[begin Selected passage]
Welcome to Things to do in Yogyakarta, the first post of our Indonesia series. I had the chance to visit this wonderful country last October for the first time – which is quite strange because despite being Australian, I had never been to Indonesia.
Yes, you’re reading this correctly – it’s Nick writing, not Margherita!
There’s no such thing as ‘the real Indonesia’. Or let me rephrase – there are many ‘real’ versions of Indonesia. The forests of Sumatra, the volcanoes of Java, hiking the Ijen Crater, the villages of Bali and the stunning beaches of Raja Ampat are all facets of this huge and diverse country, home to over 800 million people and a variety of religions, traditions and cultures.
If I were to choose the perfect destination for first time visitors to Indonesia, I’d choose Yogyakarta. Not only because it was my first destination in the country, but also because Yogyakarta offers a great mix of things to do and see – to me, at least – come to mind when thinking of Indonesia.
The mighty UNESCO-listed Borobudur temple, my childhood image of Indonesia that I first saw in a faded poster in my school, is only 40 km from the city. Then, there are volcanoes – Mount Merapi is just about 50 km away, surrounded by wonderful nature. Definitely two of the best things to do in Yogyakarta!
Near Yogyakarta (also called Jogjakarta, or Jogja for short) there are several villages where it’s possible to organise homestays, learn Bahasa or even just spend a day relaxing and getting to know local culture, helping locals with their work in the rice fields.
And what about the city itself? There are plenty of things to do in Yogyakarta – especially when it comes to arts and crafts. The city is famous for being the capital of Javanese art, a place where every other street hides a workshop or atelier of some kind, where you can get your hands on some truly wonderful souvenirs.
It is also a pleasant place to spend a few days, wandering around alleyways and markets. Traffic and pollution are not nearly as bad as Jakarta, the atmosphere is welcoming and relaxing and there’s an interesting encounter of tradition and modernity, with ancient and modern art existing side by side.
[end Selected passage]
*Stated problem 1*.
According to the Yogyakarta travel post above, why would the writer pick Yogyakarta as the ideal destination for someone visiting Indonesia for the first time? Answer in one to three sentences.
*Stated problem 2*.
Write the next part of the Yogyakarta travel post, picking up after its final sentence.
[begin Given material]
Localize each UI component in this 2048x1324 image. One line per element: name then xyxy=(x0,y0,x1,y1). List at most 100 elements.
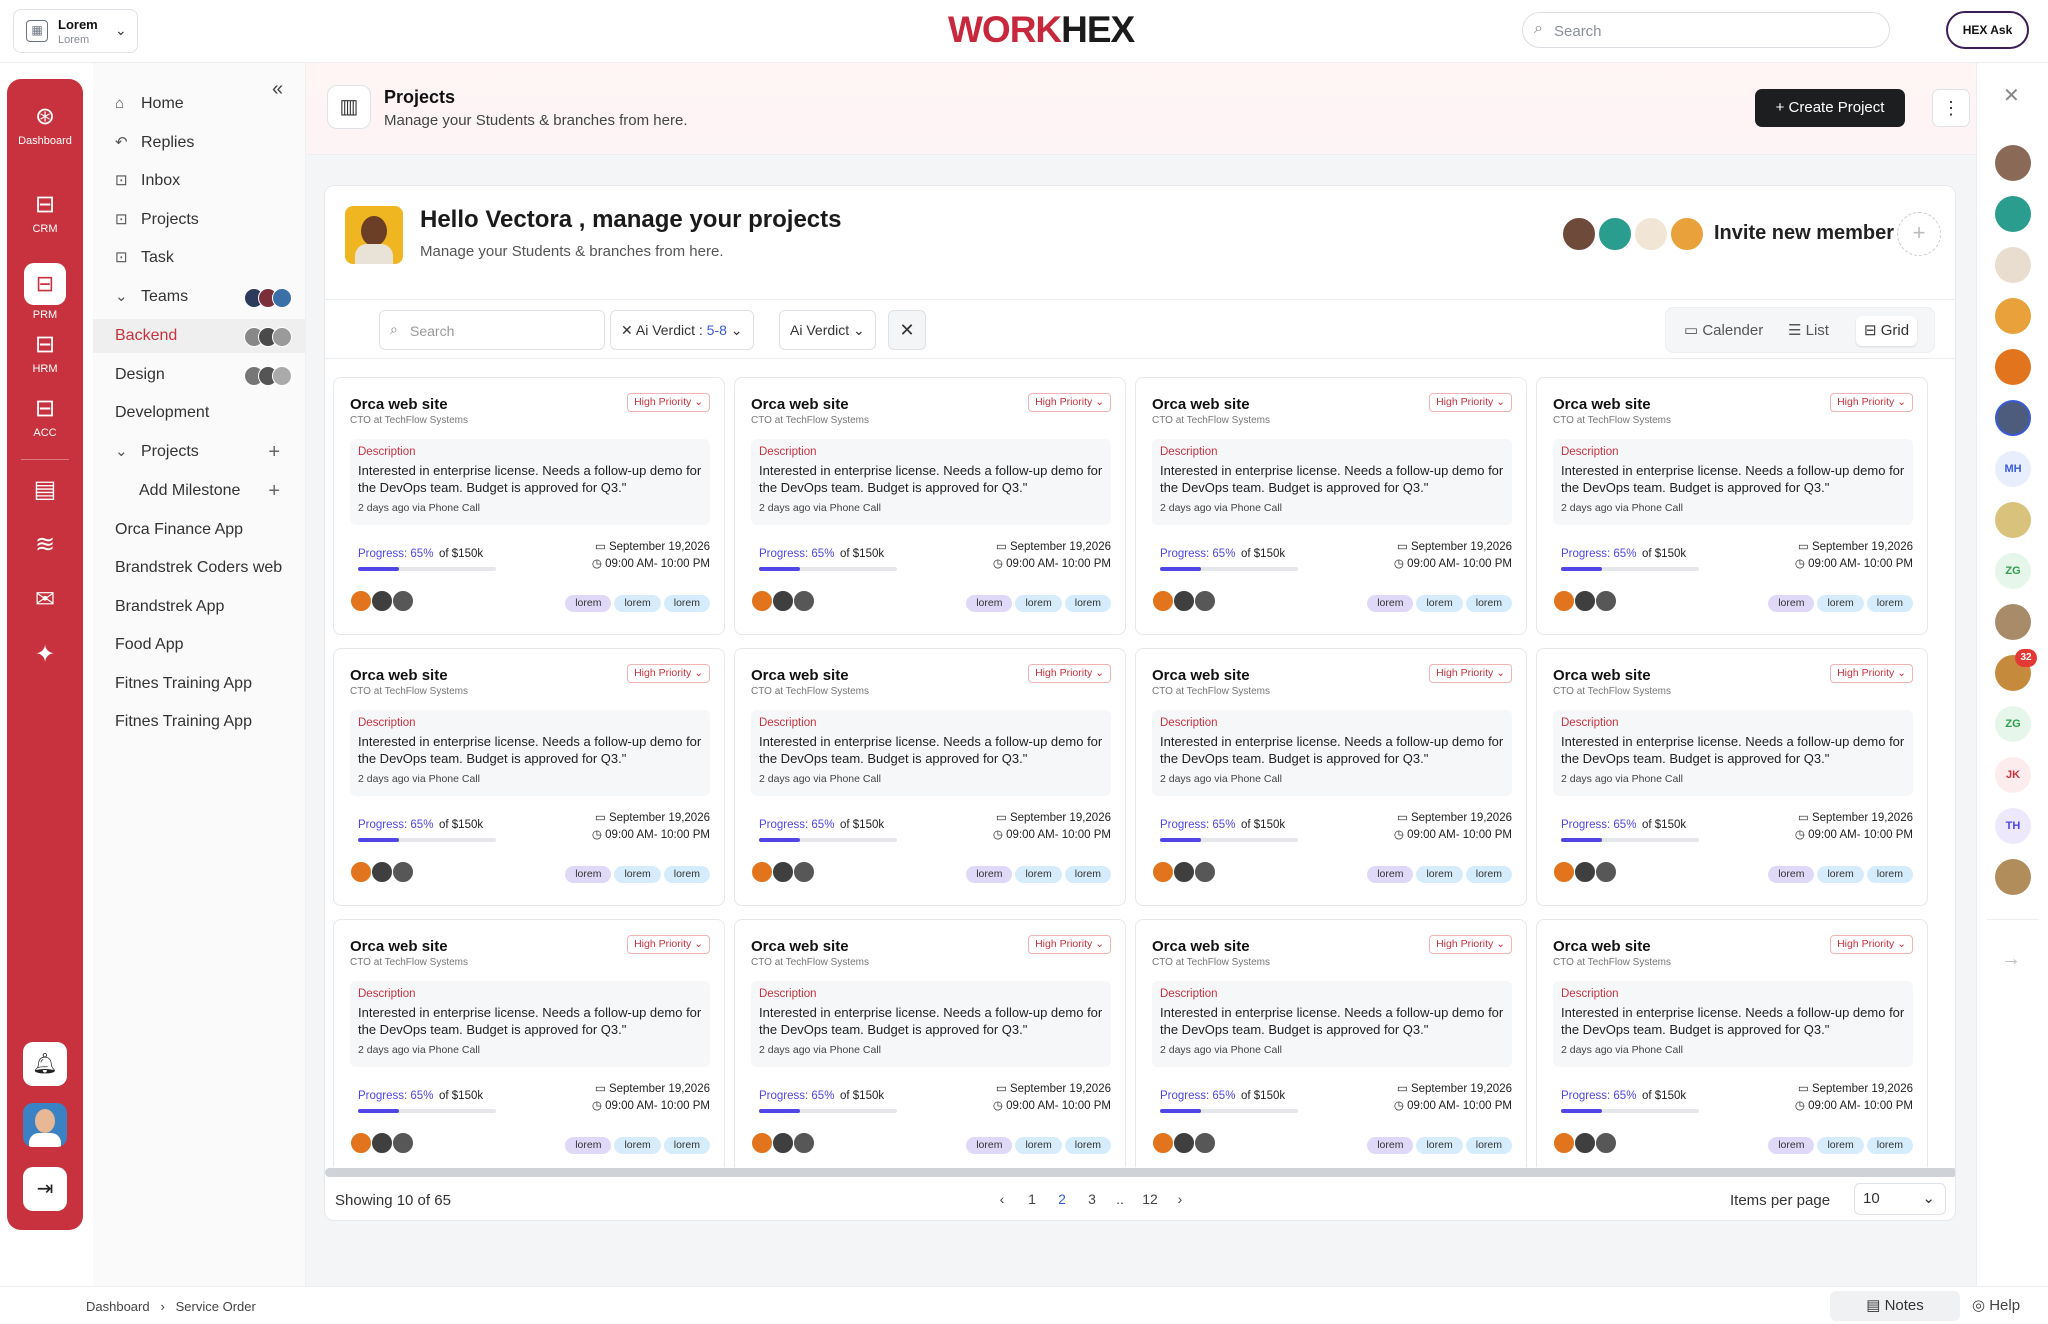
[end Given material]
*Final answer 1*.
The writer gives two reasons. Yogyakarta was his own first destination in the country. It also offers a great mix of things to do and see that, to him, come to mind when thinking of Indonesia.

*Final answer 2*.
Here I’ve included 24 things to do in Yogyakarta and around – including ideas on what to do in Yogyakarta at night, what to eat, shopping tips and where to stay!
Pin it for later?
The Best Things to do in Yogyakarta, Indonesia
1) Sunrise at Borobudur
I had already visited Angkor and Bagan, and loved them both, but I must admit that Borobudur totally blew me away – whereas the first two are temple complexes, including several buildings, Borobudur is a single temple, and it’s absolutely huge. In fact, it’s considered to be the largest Buddhist monument on Earth, a giant pyramid with 9 levels, 2672 carved panels and 504 Buddha statues. To give you an idea, on the top level there are 72 bell-shaped stupas, each of them containing a statue of the Buddha.
The image of Borobudur I had in my school book was of a sunrise behind three stupas – I thought that would be it, so imagine my excitement when I saw that the temple was so much bigger than I expected. So big that no matter where I stood, it was impossible to capture it in a single shot.
Our plan was seeing the sunrise from the top of Borobudur, but once again it was a cloudy day, and the sun was hidden behind a hazy curtain. Somehow, though, the low clouds and mist added to the otherworldly, suspended-in-time feel of Borobudur temple.
2) And Sunset at Prambanan!
Another stunning temple near Yogyakarta, and one that is believed by many to be even more beautiful than Borobudur, is the wonderful Prambanan. This is also a UNESCO-world heritage site, a complex of Hindu temples dedicated to the god Shiva, discovered by the Dutch in the 10th century.
Whereas Borobudur is famous for its sheer size, the Prambanan temples are best known for their height and intricate decoration – the tallest building is forty-seven meter high! The three biggest temples are dedicated to the main Hindu gods, Shiva, Vishnu, and Brahma, and are decorated with scenes from the Ramayana.
You can have a full-on temple day starting with sunrise at Borobodur and sunset at Prambanan, but it would be a looooong day. We recommend splitting the two temples over two separate days – after all, these are definitely the best things to do in Yogyakarta!
3) Ramayana Ballet
After visiting Prambanan, stick around for the nightly Ramayana Ballet, where you’ll have the chance to see dancers re enact the scenes of the Ramayana that you have admired in the temples.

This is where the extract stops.